Visual layout records:
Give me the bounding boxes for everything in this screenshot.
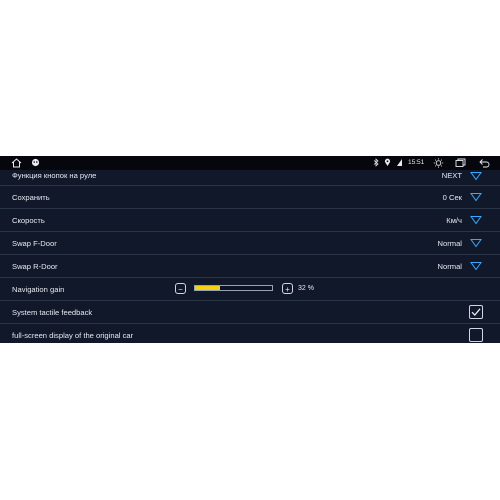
tactile-feedback-checkbox[interactable]	[469, 305, 483, 319]
setting-label: full-screen display of the original car	[12, 331, 134, 340]
chevron-down-icon[interactable]	[470, 171, 482, 181]
checkmark-icon	[471, 308, 481, 316]
recent-apps-icon[interactable]	[455, 158, 466, 170]
settings-list: Функция кнопок на руле NEXT Сохранить 0 …	[0, 170, 500, 343]
setting-label: Сохранить	[12, 193, 50, 202]
chevron-down-icon[interactable]	[470, 261, 482, 271]
setting-row-swap-r-door[interactable]: Swap R-Door Normal	[0, 255, 500, 278]
android-icon	[31, 158, 40, 169]
setting-label: Swap F-Door	[12, 239, 57, 248]
setting-row-save[interactable]: Сохранить 0 Сек	[0, 186, 500, 209]
fullscreen-display-checkbox[interactable]	[469, 328, 483, 342]
setting-label: Swap R-Door	[12, 262, 58, 271]
setting-row-swap-f-door[interactable]: Swap F-Door Normal	[0, 232, 500, 255]
brightness-icon[interactable]	[433, 158, 444, 170]
setting-value: 0 Сек	[442, 193, 462, 202]
setting-label: Navigation gain	[12, 285, 65, 294]
setting-row-speed[interactable]: Скорость Км/ч	[0, 209, 500, 232]
setting-row-steering-buttons[interactable]: Функция кнопок на руле NEXT	[0, 170, 500, 186]
back-icon[interactable]	[479, 158, 490, 170]
chevron-down-icon[interactable]	[470, 192, 482, 202]
setting-value: Normal	[437, 239, 462, 248]
decrease-button[interactable]: −	[175, 283, 186, 294]
setting-label: Скорость	[12, 216, 45, 225]
home-icon[interactable]	[11, 158, 22, 170]
clock: 15:51	[408, 159, 425, 166]
status-bar: 15:51	[0, 156, 500, 170]
increase-button[interactable]: +	[282, 283, 293, 294]
setting-value: Normal	[437, 262, 462, 271]
location-icon	[384, 158, 391, 169]
chevron-down-icon[interactable]	[470, 238, 482, 248]
setting-value: NEXT	[441, 171, 462, 180]
chevron-down-icon[interactable]	[470, 215, 482, 225]
car-settings-screen: 15:51 Функция кнопок на руле NEXT Сохран…	[0, 156, 500, 343]
setting-value: Км/ч	[446, 216, 462, 225]
setting-row-navigation-gain: Navigation gain − + 32 %	[0, 278, 500, 301]
setting-label: System tactile feedback	[12, 308, 93, 317]
bluetooth-icon	[373, 158, 379, 169]
setting-label: Функция кнопок на руле	[12, 171, 97, 180]
signal-icon	[396, 158, 403, 169]
setting-row-fullscreen-display[interactable]: full-screen display of the original car	[0, 324, 500, 343]
setting-row-tactile-feedback[interactable]: System tactile feedback	[0, 301, 500, 324]
slider-fill	[195, 286, 220, 290]
gain-value: 32 %	[298, 285, 314, 292]
navigation-gain-slider[interactable]	[194, 285, 273, 291]
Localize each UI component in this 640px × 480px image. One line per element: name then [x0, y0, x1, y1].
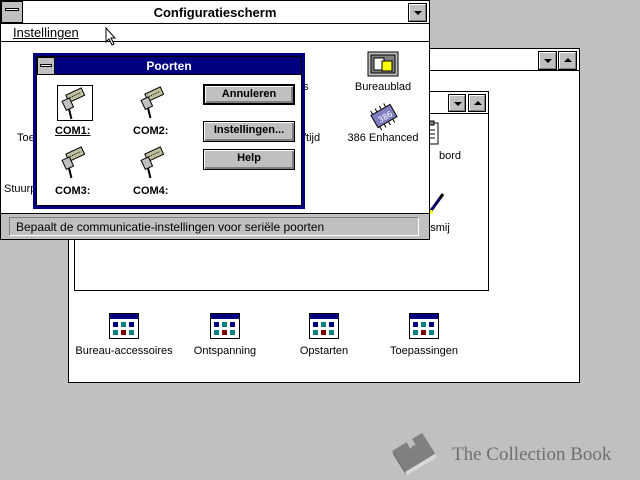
- program-group-icon: [210, 313, 240, 339]
- com2-port[interactable]: COM2:: [125, 83, 187, 139]
- minimize-icon: [454, 102, 462, 106]
- serial-port-icon: [140, 86, 165, 119]
- group-maximize-button[interactable]: [468, 94, 486, 112]
- maximize-icon: [564, 58, 572, 62]
- mouse-cursor-icon: [105, 26, 119, 47]
- status-bar: Bepaalt de communicatie-instellingen voo…: [1, 213, 429, 239]
- ports-dialog-titlebar: Poorten: [37, 57, 301, 75]
- clipboard-label: bord: [438, 150, 462, 162]
- program-group-icon: [309, 313, 339, 339]
- cancel-button[interactable]: Annuleren: [203, 84, 295, 105]
- minimize-button[interactable]: [538, 51, 557, 70]
- status-text: Bepaalt de communicatie-instellingen voo…: [16, 220, 325, 234]
- group-opstarten[interactable]: Opstarten: [274, 313, 374, 363]
- menu-instellingen[interactable]: Instellingen: [13, 25, 79, 40]
- com4-port[interactable]: COM4:: [125, 143, 187, 199]
- 386-enhanced-label: 386 Enhanced: [347, 132, 419, 144]
- group-label: Ontspanning: [193, 345, 257, 357]
- group-ontspanning[interactable]: Ontspanning: [175, 313, 275, 363]
- maximize-icon: [474, 101, 482, 105]
- settings-button[interactable]: Instellingen...: [203, 121, 295, 142]
- serial-port-icon: [61, 146, 86, 179]
- menu-bar: Instellingen: [1, 24, 429, 42]
- com2-label: COM2:: [133, 125, 169, 137]
- chip-386-icon[interactable]: 386: [369, 101, 399, 131]
- label-tijd: /tijd: [303, 132, 321, 144]
- minimize-icon: [414, 11, 422, 15]
- ports-dialog: Poorten COM1: COM2: COM3: COM4: Annulere…: [33, 53, 305, 209]
- group-bureau-accessoires[interactable]: Bureau-accessoires: [74, 313, 174, 363]
- book-logo-icon: [388, 430, 442, 476]
- group-minimize-button[interactable]: [448, 94, 466, 112]
- com4-label: COM4:: [133, 185, 169, 197]
- serial-port-icon: [61, 87, 86, 120]
- control-panel-title: Configuratiescherm: [153, 5, 277, 20]
- label-stuurp: Stuurp: [4, 183, 37, 195]
- status-text-box: Bepaalt de communicatie-instellingen voo…: [9, 217, 419, 236]
- group-label: Toepassingen: [390, 345, 458, 357]
- paintbrush-icon[interactable]: [427, 190, 447, 216]
- watermark-text: The Collection Book: [452, 444, 612, 465]
- group-label: Opstarten: [299, 345, 349, 357]
- group-label: Bureau-accessoires: [75, 345, 173, 357]
- minimize-button[interactable]: [408, 3, 427, 22]
- serial-port-icon: [140, 146, 165, 179]
- ports-dialog-frame: Poorten COM1: COM2: COM3: COM4: Annulere…: [36, 56, 302, 206]
- desktop-label: Bureaublad: [354, 81, 412, 93]
- program-group-icon: [409, 313, 439, 339]
- help-button[interactable]: Help: [203, 149, 295, 170]
- program-group-icon: [109, 313, 139, 339]
- desktop-icon[interactable]: [367, 51, 399, 79]
- com1-icon-frame: [57, 85, 93, 121]
- com1-label: COM1:: [55, 125, 91, 137]
- com3-port[interactable]: COM3:: [45, 143, 107, 199]
- com1-port[interactable]: COM1:: [45, 83, 107, 139]
- group-toepassingen[interactable]: Toepassingen: [374, 313, 474, 363]
- ports-dialog-title: Poorten: [146, 59, 192, 73]
- minimize-icon: [544, 59, 552, 63]
- com3-label: COM3:: [55, 185, 91, 197]
- maximize-button[interactable]: [558, 51, 577, 70]
- control-panel-titlebar: Configuratiescherm: [1, 1, 429, 24]
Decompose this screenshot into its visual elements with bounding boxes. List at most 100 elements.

WORK REQUIRED >> Copy out every line of the rows above exactly as they appear, leaving out the pictures.

WRITTEN RESPONSE >>
Give me the bounding boxes for everything in this screenshot.
tactile-feedback-checkbox[interactable]	[469, 305, 483, 319]
setting-label: full-screen display of the original car	[12, 331, 134, 340]
chevron-down-icon[interactable]	[470, 171, 482, 181]
checkmark-icon	[471, 308, 481, 316]
recent-apps-icon[interactable]	[455, 158, 466, 170]
settings-list: Функция кнопок на руле NEXT Сохранить 0 …	[0, 170, 500, 343]
setting-label: Сохранить	[12, 193, 50, 202]
chevron-down-icon[interactable]	[470, 261, 482, 271]
setting-row-swap-r-door[interactable]: Swap R-Door Normal	[0, 255, 500, 278]
android-icon	[31, 158, 40, 169]
setting-label: Swap F-Door	[12, 239, 57, 248]
setting-row-save[interactable]: Сохранить 0 Сек	[0, 186, 500, 209]
fullscreen-display-checkbox[interactable]	[469, 328, 483, 342]
setting-label: Swap R-Door	[12, 262, 58, 271]
setting-row-swap-f-door[interactable]: Swap F-Door Normal	[0, 232, 500, 255]
brightness-icon[interactable]	[433, 158, 444, 170]
setting-value: 0 Сек	[442, 193, 462, 202]
setting-label: Navigation gain	[12, 285, 65, 294]
setting-row-speed[interactable]: Скорость Км/ч	[0, 209, 500, 232]
setting-row-steering-buttons[interactable]: Функция кнопок на руле NEXT	[0, 170, 500, 186]
back-icon[interactable]	[479, 158, 490, 170]
chevron-down-icon[interactable]	[470, 192, 482, 202]
setting-value: Normal	[437, 239, 462, 248]
decrease-button[interactable]: −	[175, 283, 186, 294]
setting-label: Скорость	[12, 216, 45, 225]
home-icon[interactable]	[11, 158, 22, 170]
clock: 15:51	[408, 159, 425, 166]
status-bar: 15:51	[0, 156, 500, 170]
increase-button[interactable]: +	[282, 283, 293, 294]
setting-value: Normal	[437, 262, 462, 271]
location-icon	[384, 158, 391, 169]
chevron-down-icon[interactable]	[470, 238, 482, 248]
setting-value: NEXT	[441, 171, 462, 180]
chevron-down-icon[interactable]	[470, 215, 482, 225]
car-settings-screen: 15:51 Функция кнопок на руле NEXT Сохран…	[0, 156, 500, 343]
setting-value: Км/ч	[446, 216, 462, 225]
setting-row-navigation-gain: Navigation gain − + 32 %	[0, 278, 500, 301]
setting-label: System tactile feedback	[12, 308, 93, 317]
bluetooth-icon	[373, 158, 379, 169]
setting-label: Функция кнопок на руле	[12, 171, 97, 180]
signal-icon	[396, 158, 403, 169]
setting-row-fullscreen-display[interactable]: full-screen display of the original car	[0, 324, 500, 343]
setting-row-tactile-feedback[interactable]: System tactile feedback	[0, 301, 500, 324]
slider-fill	[195, 286, 220, 290]
gain-value: 32 %	[298, 285, 314, 292]
navigation-gain-slider[interactable]	[194, 285, 273, 291]
Localize each UI component in this 640px × 480px image. One line per element: name then [x0, y0, x1, y1].
- program-group-icon: [210, 313, 240, 339]
- com2-port[interactable]: COM2:: [125, 83, 187, 139]
- minimize-icon: [454, 102, 462, 106]
- serial-port-icon: [140, 86, 165, 119]
- group-maximize-button[interactable]: [468, 94, 486, 112]
- maximize-icon: [564, 58, 572, 62]
- mouse-cursor-icon: [105, 26, 119, 47]
- status-bar: Bepaalt de communicatie-instellingen voo…: [1, 213, 429, 239]
- ports-dialog-titlebar: Poorten: [37, 57, 301, 75]
- clipboard-label: bord: [438, 150, 462, 162]
- program-group-icon: [309, 313, 339, 339]
- cancel-button[interactable]: Annuleren: [203, 84, 295, 105]
- minimize-button[interactable]: [538, 51, 557, 70]
- status-text: Bepaalt de communicatie-instellingen voo…: [16, 220, 325, 234]
- group-opstarten[interactable]: Opstarten: [274, 313, 374, 363]
- menu-instellingen[interactable]: Instellingen: [13, 25, 79, 40]
- com4-port[interactable]: COM4:: [125, 143, 187, 199]
- 386-enhanced-label: 386 Enhanced: [347, 132, 419, 144]
- group-label: Ontspanning: [193, 345, 257, 357]
- group-ontspanning[interactable]: Ontspanning: [175, 313, 275, 363]
- maximize-icon: [474, 101, 482, 105]
- settings-button[interactable]: Instellingen...: [203, 121, 295, 142]
- serial-port-icon: [61, 146, 86, 179]
- menu-bar: Instellingen: [1, 24, 429, 42]
- com2-label: COM2:: [133, 125, 169, 137]
- chip-386-icon[interactable]: 386: [369, 101, 399, 131]
- label-tijd: /tijd: [303, 132, 321, 144]
- minimize-icon: [414, 11, 422, 15]
- ports-dialog: Poorten COM1: COM2: COM3: COM4: Annulere…: [33, 53, 305, 209]
- group-bureau-accessoires[interactable]: Bureau-accessoires: [74, 313, 174, 363]
- book-logo-icon: [388, 430, 442, 476]
- group-minimize-button[interactable]: [448, 94, 466, 112]
- com4-label: COM4:: [133, 185, 169, 197]
- serial-port-icon: [61, 87, 86, 120]
- control-panel-title: Configuratiescherm: [153, 5, 277, 20]
- label-stuurp: Stuurp: [4, 183, 37, 195]
- status-text-box: Bepaalt de communicatie-instellingen voo…: [9, 217, 419, 236]
- group-label: Toepassingen: [390, 345, 458, 357]
- paintbrush-icon[interactable]: [427, 190, 447, 216]
- watermark-text: The Collection Book: [452, 444, 612, 465]
- group-label: Opstarten: [299, 345, 349, 357]
- group-label: Bureau-accessoires: [75, 345, 173, 357]
- minimize-button[interactable]: [408, 3, 427, 22]
- serial-port-icon: [140, 146, 165, 179]
- ports-dialog-frame: Poorten COM1: COM2: COM3: COM4: Annulere…: [36, 56, 302, 206]
- desktop-label: Bureaublad: [354, 81, 412, 93]
- program-group-icon: [409, 313, 439, 339]
- help-button[interactable]: Help: [203, 149, 295, 170]
- program-group-icon: [109, 313, 139, 339]
- desktop-icon[interactable]: [367, 51, 399, 79]
- com1-icon-frame: [57, 85, 93, 121]
- com1-label: COM1:: [55, 125, 91, 137]
- com3-port[interactable]: COM3:: [45, 143, 107, 199]
- com1-port[interactable]: COM1:: [45, 83, 107, 139]
- group-toepassingen[interactable]: Toepassingen: [374, 313, 474, 363]
- ports-dialog-title: Poorten: [146, 59, 192, 73]
- minimize-icon: [544, 59, 552, 63]
- com3-label: COM3:: [55, 185, 91, 197]
- maximize-button[interactable]: [558, 51, 577, 70]
- control-panel-titlebar: Configuratiescherm: [1, 1, 429, 24]
Decompose this screenshot into its visual elements with bounding boxes. List at most 100 elements.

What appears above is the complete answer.